__TASK__.
Pick out each line with the word "free" from the material that follows.

__DATA LINES__.

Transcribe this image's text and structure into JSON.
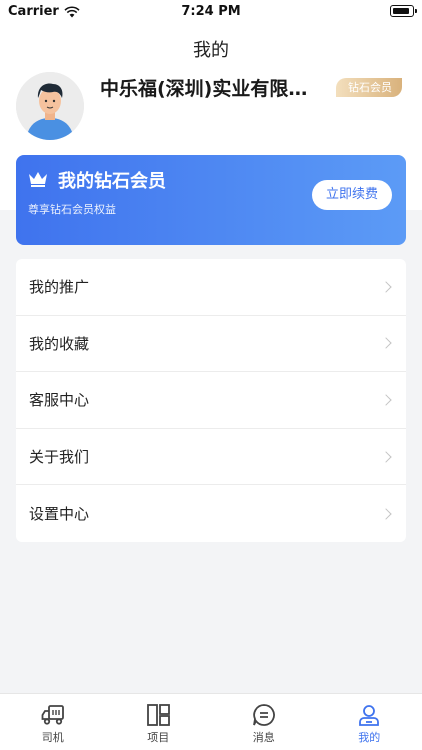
{
  "status_bar": {
    "carrier": "Carrier",
    "time": "7:24 PM"
  },
  "header": {
    "title": "我的"
  },
  "profile": {
    "company_name": "中乐福(深圳)实业有限公司",
    "badge": "钻石会员"
  },
  "membership": {
    "title": "我的钻石会员",
    "subtitle": "尊享钻石会员权益",
    "renew_label": "立即续费"
  },
  "menu": {
    "items": [
      {
        "label": "我的推广"
      },
      {
        "label": "我的收藏"
      },
      {
        "label": "客服中心"
      },
      {
        "label": "关于我们"
      },
      {
        "label": "设置中心"
      }
    ]
  },
  "tabs": [
    {
      "label": "司机",
      "icon": "truck-icon"
    },
    {
      "label": "项目",
      "icon": "layout-icon"
    },
    {
      "label": "消息",
      "icon": "message-icon"
    },
    {
      "label": "我的",
      "icon": "user-icon"
    }
  ],
  "active_tab": "我的",
  "colors": {
    "accent": "#3f73ee",
    "badge_gold": "#d9b27c"
  }
}
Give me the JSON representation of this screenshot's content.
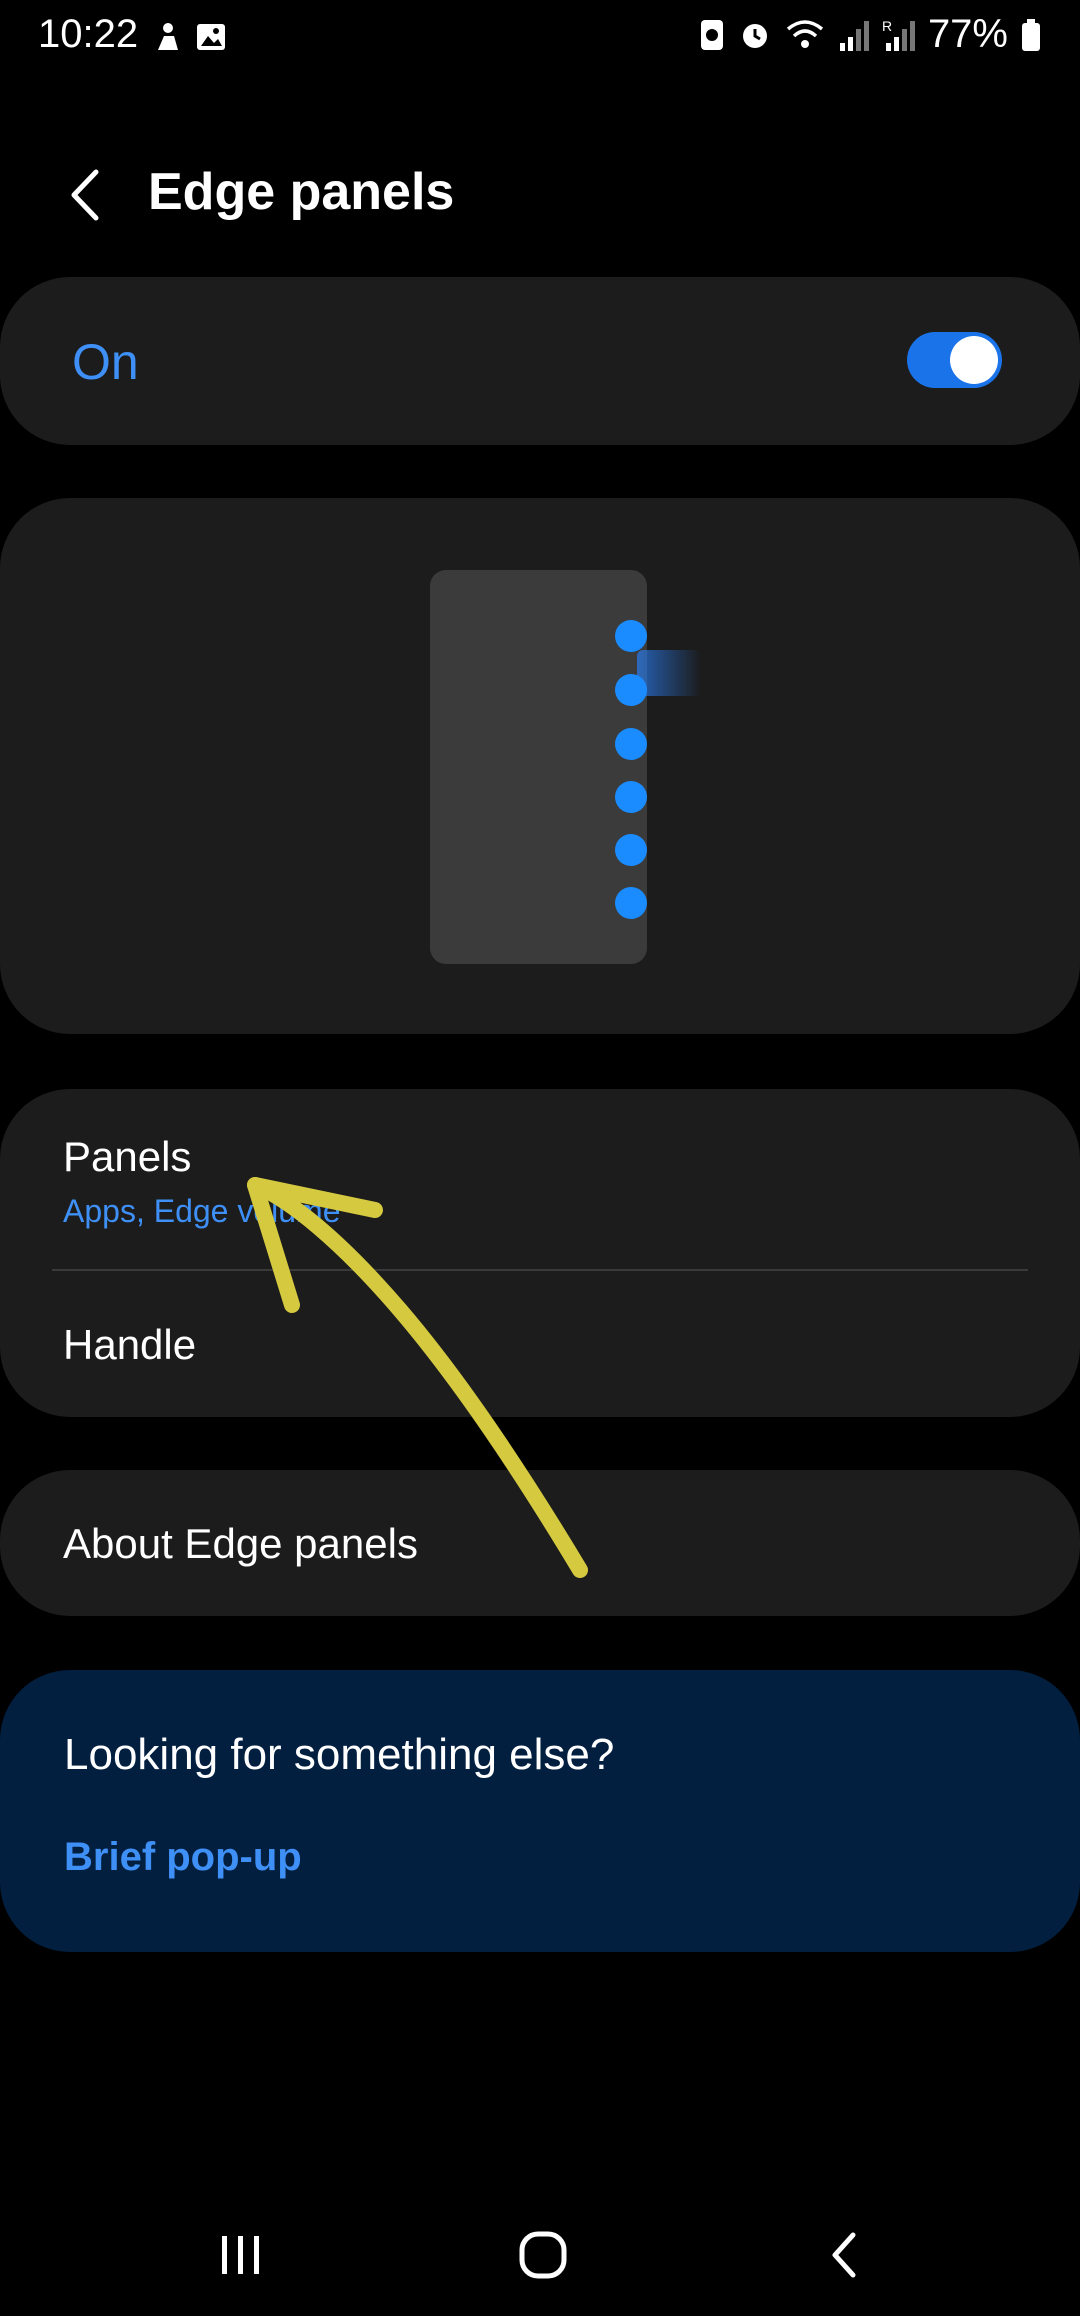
{
  "status_bar": {
    "time": "10:22",
    "battery": "77%",
    "icons_left": [
      "notification-figure-icon",
      "image-icon"
    ],
    "icons_right": [
      "data-saver-icon",
      "alarm-icon",
      "wifi-icon",
      "signal-icon",
      "roaming-signal-icon",
      "battery-icon"
    ]
  },
  "header": {
    "title": "Edge panels"
  },
  "master_switch": {
    "label": "On",
    "state": "on"
  },
  "settings": {
    "panels_title": "Panels",
    "panels_subtitle": "Apps, Edge volume",
    "handle_title": "Handle"
  },
  "about": {
    "title": "About Edge panels"
  },
  "suggestions": {
    "title": "Looking for something else?",
    "link": "Brief pop-up"
  },
  "colors": {
    "accent": "#3e8ff6",
    "toggle_on": "#1a73e8",
    "card_bg": "#1c1c1c",
    "suggest_bg": "#021f40",
    "annotation": "#d4c93f"
  }
}
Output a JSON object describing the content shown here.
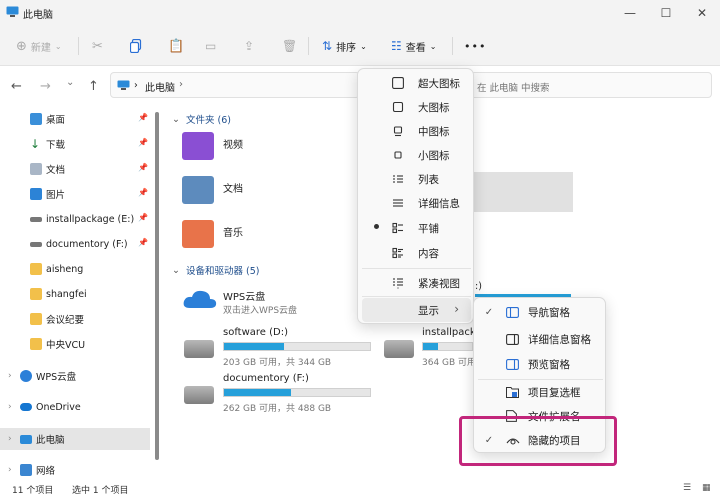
{
  "window": {
    "title": "此电脑",
    "minimize": "—",
    "maximize": "☐",
    "close": "✕"
  },
  "toolbar": {
    "new_label": "新建",
    "sort_label": "排序",
    "view_label": "查看",
    "more_label": "•••"
  },
  "nav": {
    "back": "←",
    "forward": "→",
    "recent": "⌄",
    "up": "↑",
    "breadcrumb": "此电脑",
    "crumb_arrow": "›",
    "search_placeholder": "在 此电脑 中搜索"
  },
  "sidebar": {
    "items": [
      {
        "label": "桌面",
        "pinned": true
      },
      {
        "label": "下载",
        "pinned": true
      },
      {
        "label": "文档",
        "pinned": true
      },
      {
        "label": "图片",
        "pinned": true
      },
      {
        "label": "installpackage (E:)",
        "pinned": true
      },
      {
        "label": "documentory (F:)",
        "pinned": true
      },
      {
        "label": "aisheng"
      },
      {
        "label": "shangfei"
      },
      {
        "label": "会议纪要"
      },
      {
        "label": "中央VCU"
      }
    ],
    "roots": [
      {
        "label": "WPS云盘"
      },
      {
        "label": "OneDrive"
      },
      {
        "label": "此电脑"
      },
      {
        "label": "网络"
      }
    ]
  },
  "main": {
    "folders_header": "文件夹 (6)",
    "folders": [
      "视频",
      "文档",
      "音乐"
    ],
    "devices_header": "设备和驱动器 (5)",
    "wps": {
      "name": "WPS云盘",
      "desc": "双击进入WPS云盘"
    },
    "drives": [
      {
        "name": "software (D:)",
        "free": "203 GB 可用，共 344 GB",
        "used_pct": 41
      },
      {
        "name": "installpacka",
        "free": "364 GB 可用，",
        "used_pct": 30
      },
      {
        "name": "documentory (F:)",
        "free": "262 GB 可用，共 488 GB",
        "used_pct": 46
      }
    ],
    "partial_label": ":)"
  },
  "view_menu": {
    "items": [
      {
        "label": "超大图标"
      },
      {
        "label": "大图标"
      },
      {
        "label": "中图标"
      },
      {
        "label": "小图标"
      },
      {
        "label": "列表"
      },
      {
        "label": "详细信息"
      },
      {
        "label": "平铺",
        "selected": true
      },
      {
        "label": "内容"
      },
      {
        "label": "紧凑视图"
      },
      {
        "label": "显示",
        "submenu_arrow": "›"
      }
    ]
  },
  "show_submenu": {
    "items": [
      {
        "label": "导航窗格",
        "checked": true
      },
      {
        "label": "详细信息窗格"
      },
      {
        "label": "预览窗格"
      },
      {
        "label": "项目复选框"
      },
      {
        "label": "文件扩展名"
      },
      {
        "label": "隐藏的项目",
        "checked": true
      }
    ],
    "check_glyph": "✓"
  },
  "status": {
    "count": "11 个项目",
    "selected": "选中 1 个项目"
  },
  "colors": {
    "accent": "#26a0da",
    "highlight": "#c2267b",
    "folder_video": "#8a4fd3",
    "folder_doc": "#5d8bbd",
    "folder_music": "#e8734a"
  }
}
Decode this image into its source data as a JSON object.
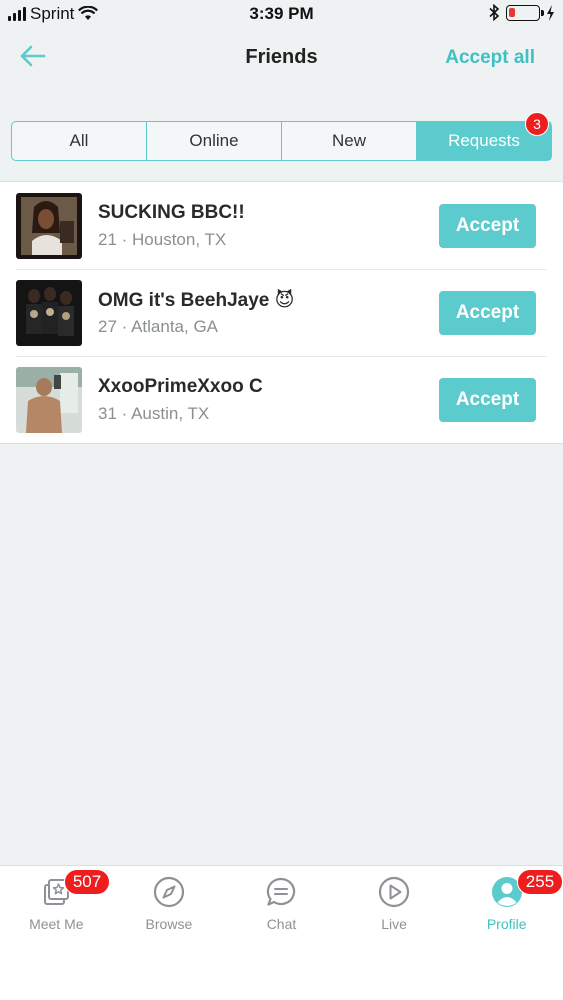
{
  "status_bar": {
    "carrier": "Sprint",
    "time": "3:39 PM",
    "battery_level": 0.2,
    "icons": [
      "signal-icon",
      "wifi-icon",
      "bluetooth-icon",
      "battery-icon",
      "charging-icon"
    ]
  },
  "header": {
    "back_icon": "arrow-left-icon",
    "title": "Friends",
    "accept_all_label": "Accept all"
  },
  "segments": {
    "items": [
      {
        "label": "All"
      },
      {
        "label": "Online"
      },
      {
        "label": "New"
      },
      {
        "label": "Requests",
        "badge": "3"
      }
    ],
    "active": "Requests"
  },
  "requests": [
    {
      "name": "SUCKING BBC!!",
      "meta": "21 · Houston, TX",
      "accept_label": "Accept"
    },
    {
      "name": "OMG it's BeehJaye 😈",
      "meta": "27 · Atlanta, GA",
      "accept_label": "Accept"
    },
    {
      "name": "XxooPrimeXxoo C",
      "meta": "31 · Austin, TX",
      "accept_label": "Accept"
    }
  ],
  "tab_bar": {
    "tabs": [
      {
        "label": "Meet Me",
        "icon": "meet-me-icon",
        "badge": "507"
      },
      {
        "label": "Browse",
        "icon": "compass-icon"
      },
      {
        "label": "Chat",
        "icon": "chat-icon"
      },
      {
        "label": "Live",
        "icon": "play-icon"
      },
      {
        "label": "Profile",
        "icon": "profile-icon",
        "badge": "255"
      }
    ],
    "active": "Profile"
  },
  "colors": {
    "accent": "#5ccbcd",
    "accent_text": "#3fc1c3",
    "badge": "#ef1d1d",
    "background": "#eff2f3"
  }
}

__RESULT OF THE TASK__.
        "free": "203 GB 可用，共 344 GB",
        "free": "364 GB 可用，",
        "free": "262 GB 可用，共 488 GB",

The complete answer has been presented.